* BEGIN Entries provided *

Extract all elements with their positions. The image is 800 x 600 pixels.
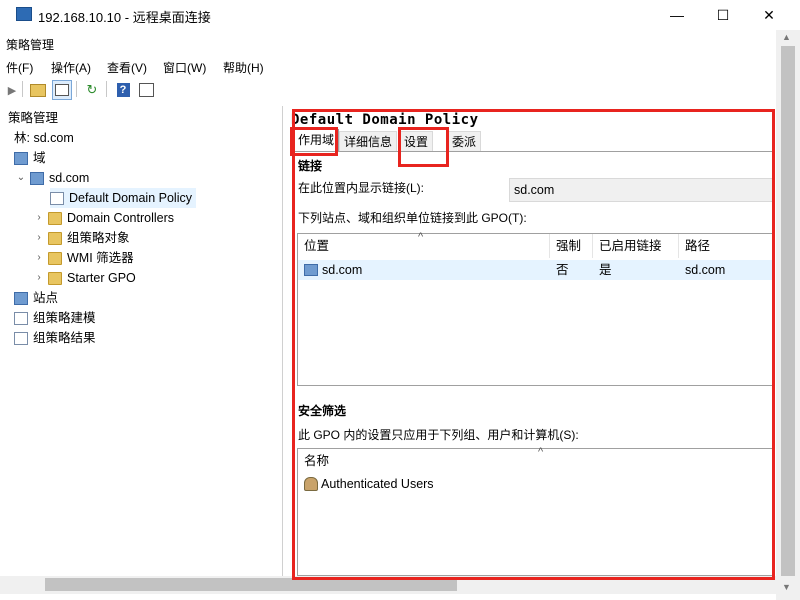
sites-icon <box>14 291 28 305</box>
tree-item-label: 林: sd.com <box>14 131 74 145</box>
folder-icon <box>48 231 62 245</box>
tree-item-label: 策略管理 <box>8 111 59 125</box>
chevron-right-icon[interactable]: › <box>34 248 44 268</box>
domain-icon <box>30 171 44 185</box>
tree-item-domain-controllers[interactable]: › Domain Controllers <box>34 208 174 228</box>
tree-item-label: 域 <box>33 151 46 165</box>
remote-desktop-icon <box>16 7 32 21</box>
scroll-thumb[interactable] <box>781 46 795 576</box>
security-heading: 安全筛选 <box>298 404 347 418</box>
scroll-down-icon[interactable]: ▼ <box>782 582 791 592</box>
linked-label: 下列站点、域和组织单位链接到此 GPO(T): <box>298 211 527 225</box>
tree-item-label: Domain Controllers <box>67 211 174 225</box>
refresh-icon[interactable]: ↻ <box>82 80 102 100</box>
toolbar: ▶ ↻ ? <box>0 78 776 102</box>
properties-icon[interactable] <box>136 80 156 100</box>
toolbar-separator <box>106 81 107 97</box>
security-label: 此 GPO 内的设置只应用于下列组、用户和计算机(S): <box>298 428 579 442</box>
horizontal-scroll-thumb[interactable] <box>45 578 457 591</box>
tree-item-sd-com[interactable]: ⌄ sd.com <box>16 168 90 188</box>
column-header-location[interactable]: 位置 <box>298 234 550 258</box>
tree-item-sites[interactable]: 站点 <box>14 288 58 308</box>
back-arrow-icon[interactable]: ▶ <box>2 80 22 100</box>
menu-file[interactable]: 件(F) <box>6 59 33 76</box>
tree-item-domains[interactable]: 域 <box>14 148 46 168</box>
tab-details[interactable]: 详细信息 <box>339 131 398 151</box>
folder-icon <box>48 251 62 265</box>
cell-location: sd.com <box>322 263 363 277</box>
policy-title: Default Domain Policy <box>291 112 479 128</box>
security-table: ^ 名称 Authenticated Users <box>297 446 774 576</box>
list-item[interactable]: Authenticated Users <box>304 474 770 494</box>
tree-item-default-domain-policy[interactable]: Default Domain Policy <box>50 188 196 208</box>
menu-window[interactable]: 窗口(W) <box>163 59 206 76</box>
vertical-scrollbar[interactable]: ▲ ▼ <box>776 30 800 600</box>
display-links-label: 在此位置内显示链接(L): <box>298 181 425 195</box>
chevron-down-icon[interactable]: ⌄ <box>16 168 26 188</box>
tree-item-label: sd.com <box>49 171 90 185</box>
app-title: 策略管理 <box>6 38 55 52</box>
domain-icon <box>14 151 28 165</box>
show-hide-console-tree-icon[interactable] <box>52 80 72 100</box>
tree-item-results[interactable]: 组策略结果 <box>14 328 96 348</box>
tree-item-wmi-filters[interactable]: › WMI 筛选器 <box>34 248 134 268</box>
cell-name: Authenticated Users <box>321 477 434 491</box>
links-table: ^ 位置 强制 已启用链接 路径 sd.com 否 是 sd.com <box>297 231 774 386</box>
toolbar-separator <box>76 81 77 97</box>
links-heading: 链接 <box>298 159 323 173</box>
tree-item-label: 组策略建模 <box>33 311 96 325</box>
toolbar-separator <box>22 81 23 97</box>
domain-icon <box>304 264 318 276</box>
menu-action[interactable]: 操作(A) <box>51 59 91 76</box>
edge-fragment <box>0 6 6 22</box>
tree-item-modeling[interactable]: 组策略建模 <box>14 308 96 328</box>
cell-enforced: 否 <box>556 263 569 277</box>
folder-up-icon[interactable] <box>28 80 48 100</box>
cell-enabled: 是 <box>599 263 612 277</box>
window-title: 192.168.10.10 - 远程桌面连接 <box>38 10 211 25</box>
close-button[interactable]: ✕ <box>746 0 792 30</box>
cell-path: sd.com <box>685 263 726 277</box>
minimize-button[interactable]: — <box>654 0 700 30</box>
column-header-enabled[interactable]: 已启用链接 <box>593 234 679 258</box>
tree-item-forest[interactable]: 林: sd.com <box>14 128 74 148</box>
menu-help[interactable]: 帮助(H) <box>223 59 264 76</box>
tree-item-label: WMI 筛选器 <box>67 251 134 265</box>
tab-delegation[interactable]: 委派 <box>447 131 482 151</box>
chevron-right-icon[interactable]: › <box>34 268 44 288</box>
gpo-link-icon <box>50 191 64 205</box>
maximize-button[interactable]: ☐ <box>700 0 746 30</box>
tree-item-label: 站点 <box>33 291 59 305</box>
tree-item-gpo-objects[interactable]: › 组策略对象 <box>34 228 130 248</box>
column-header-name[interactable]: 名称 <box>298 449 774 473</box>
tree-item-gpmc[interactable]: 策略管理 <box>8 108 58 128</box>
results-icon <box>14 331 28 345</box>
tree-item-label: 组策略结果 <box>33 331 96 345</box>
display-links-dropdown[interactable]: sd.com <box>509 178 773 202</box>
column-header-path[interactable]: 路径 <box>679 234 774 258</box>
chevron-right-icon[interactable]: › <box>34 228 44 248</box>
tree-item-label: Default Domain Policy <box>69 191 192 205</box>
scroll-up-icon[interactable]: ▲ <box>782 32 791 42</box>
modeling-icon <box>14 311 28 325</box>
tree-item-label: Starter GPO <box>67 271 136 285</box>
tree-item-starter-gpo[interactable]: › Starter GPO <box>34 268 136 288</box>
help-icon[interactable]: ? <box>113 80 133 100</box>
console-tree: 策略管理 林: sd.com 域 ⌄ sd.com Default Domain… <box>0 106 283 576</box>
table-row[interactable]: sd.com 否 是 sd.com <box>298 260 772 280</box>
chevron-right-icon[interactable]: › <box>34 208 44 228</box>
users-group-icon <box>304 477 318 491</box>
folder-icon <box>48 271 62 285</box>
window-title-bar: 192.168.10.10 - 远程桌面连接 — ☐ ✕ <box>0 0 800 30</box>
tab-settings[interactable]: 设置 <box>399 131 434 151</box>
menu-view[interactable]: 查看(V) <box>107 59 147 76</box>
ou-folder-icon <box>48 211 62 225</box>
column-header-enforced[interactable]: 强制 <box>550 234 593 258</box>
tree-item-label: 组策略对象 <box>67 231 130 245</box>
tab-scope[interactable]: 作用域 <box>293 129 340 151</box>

* END Entries provided *
* BEGIN Entries provided *

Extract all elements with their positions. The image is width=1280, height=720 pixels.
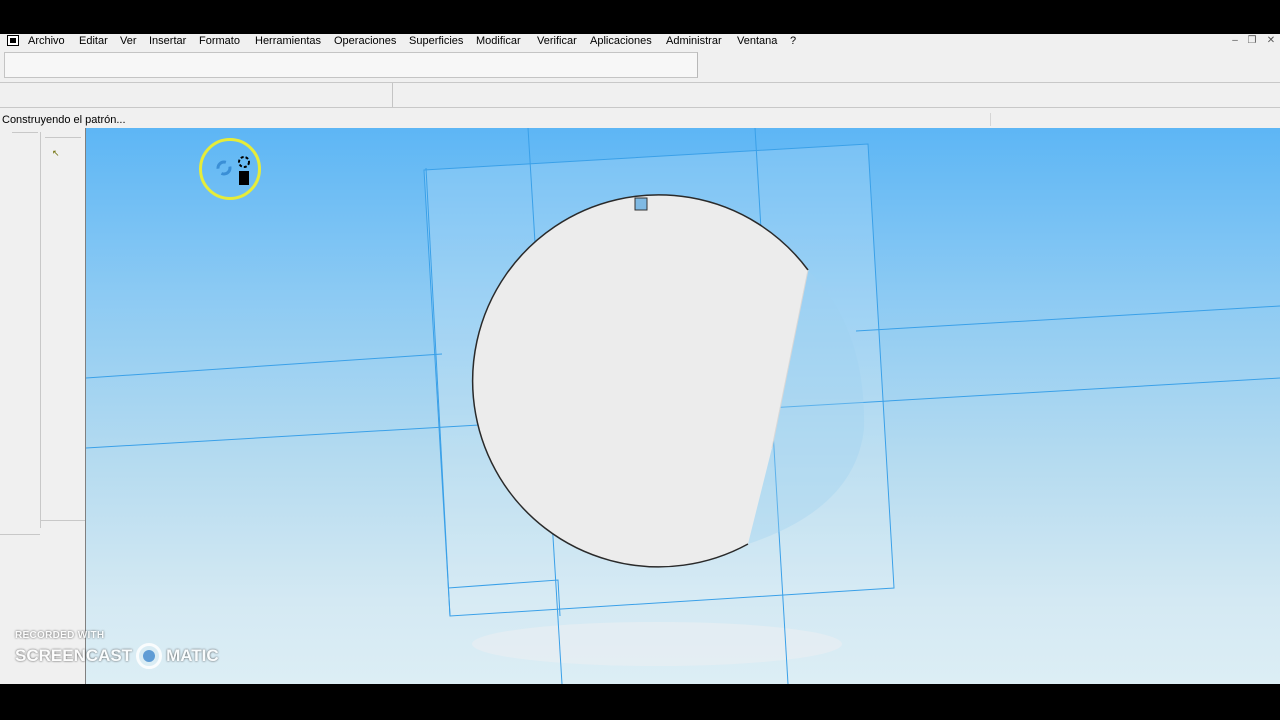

* END Entries provided *
* BEGIN Entries provided *

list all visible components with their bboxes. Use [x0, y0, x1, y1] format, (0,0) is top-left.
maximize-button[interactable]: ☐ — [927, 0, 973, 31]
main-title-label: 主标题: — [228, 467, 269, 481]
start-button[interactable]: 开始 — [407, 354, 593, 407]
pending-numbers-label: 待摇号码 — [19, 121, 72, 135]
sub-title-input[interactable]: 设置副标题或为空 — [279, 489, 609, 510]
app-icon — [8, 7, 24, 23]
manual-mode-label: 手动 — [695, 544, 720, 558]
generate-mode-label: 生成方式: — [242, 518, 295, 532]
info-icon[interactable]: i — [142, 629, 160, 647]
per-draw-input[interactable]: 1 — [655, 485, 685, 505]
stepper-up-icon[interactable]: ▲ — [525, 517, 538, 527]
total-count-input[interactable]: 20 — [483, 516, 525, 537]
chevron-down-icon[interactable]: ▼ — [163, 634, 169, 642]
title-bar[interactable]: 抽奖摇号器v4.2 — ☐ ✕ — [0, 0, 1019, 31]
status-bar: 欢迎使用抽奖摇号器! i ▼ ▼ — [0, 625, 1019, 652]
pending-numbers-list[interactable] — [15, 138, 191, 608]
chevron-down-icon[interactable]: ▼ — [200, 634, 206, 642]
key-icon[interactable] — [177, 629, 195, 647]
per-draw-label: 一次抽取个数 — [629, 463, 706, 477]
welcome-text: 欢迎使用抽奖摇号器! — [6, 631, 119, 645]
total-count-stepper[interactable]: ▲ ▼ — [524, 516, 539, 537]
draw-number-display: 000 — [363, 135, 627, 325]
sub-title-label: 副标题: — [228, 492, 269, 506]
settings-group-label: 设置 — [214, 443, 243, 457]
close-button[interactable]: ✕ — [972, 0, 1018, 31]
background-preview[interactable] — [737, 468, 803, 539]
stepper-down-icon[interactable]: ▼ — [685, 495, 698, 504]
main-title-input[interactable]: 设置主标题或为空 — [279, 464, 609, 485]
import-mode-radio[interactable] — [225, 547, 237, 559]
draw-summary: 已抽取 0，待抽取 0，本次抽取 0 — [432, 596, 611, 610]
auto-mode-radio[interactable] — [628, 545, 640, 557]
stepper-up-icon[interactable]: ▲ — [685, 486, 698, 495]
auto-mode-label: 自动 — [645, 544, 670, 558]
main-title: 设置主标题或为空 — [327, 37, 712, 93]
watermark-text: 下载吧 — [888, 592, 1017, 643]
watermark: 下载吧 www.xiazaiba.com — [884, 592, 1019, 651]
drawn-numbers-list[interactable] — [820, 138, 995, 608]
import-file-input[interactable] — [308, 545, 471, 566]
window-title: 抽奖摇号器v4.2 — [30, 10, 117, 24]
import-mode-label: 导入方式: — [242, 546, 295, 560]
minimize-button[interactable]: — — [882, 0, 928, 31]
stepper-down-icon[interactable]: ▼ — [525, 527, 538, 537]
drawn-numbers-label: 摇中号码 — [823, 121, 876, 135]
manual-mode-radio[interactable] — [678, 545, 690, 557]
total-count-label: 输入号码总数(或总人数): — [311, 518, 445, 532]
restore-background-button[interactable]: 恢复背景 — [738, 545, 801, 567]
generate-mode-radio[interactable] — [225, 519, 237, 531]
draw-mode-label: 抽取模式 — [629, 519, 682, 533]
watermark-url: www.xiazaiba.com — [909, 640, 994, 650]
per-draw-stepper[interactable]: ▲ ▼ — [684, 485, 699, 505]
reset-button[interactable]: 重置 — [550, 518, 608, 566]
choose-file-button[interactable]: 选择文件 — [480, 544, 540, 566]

* END Entries provided *

## Exercise
Edit the rows from the line with "list all visible" up to and including the line with "stepper-up-icon[interactable]: ▲ — [525, 517, 538, 527]". Write them out again with "bboxes" changed to "bounding boxes" and nothing else altered.

## Result
list all visible components with their bounding boxes. Use [x0, y0, x1, y1] format, (0,0) is top-left.
maximize-button[interactable]: ☐ — [927, 0, 973, 31]
main-title-label: 主标题: — [228, 467, 269, 481]
start-button[interactable]: 开始 — [407, 354, 593, 407]
pending-numbers-label: 待摇号码 — [19, 121, 72, 135]
sub-title-input[interactable]: 设置副标题或为空 — [279, 489, 609, 510]
app-icon — [8, 7, 24, 23]
manual-mode-label: 手动 — [695, 544, 720, 558]
generate-mode-label: 生成方式: — [242, 518, 295, 532]
info-icon[interactable]: i — [142, 629, 160, 647]
per-draw-input[interactable]: 1 — [655, 485, 685, 505]
stepper-up-icon[interactable]: ▲ — [525, 517, 538, 527]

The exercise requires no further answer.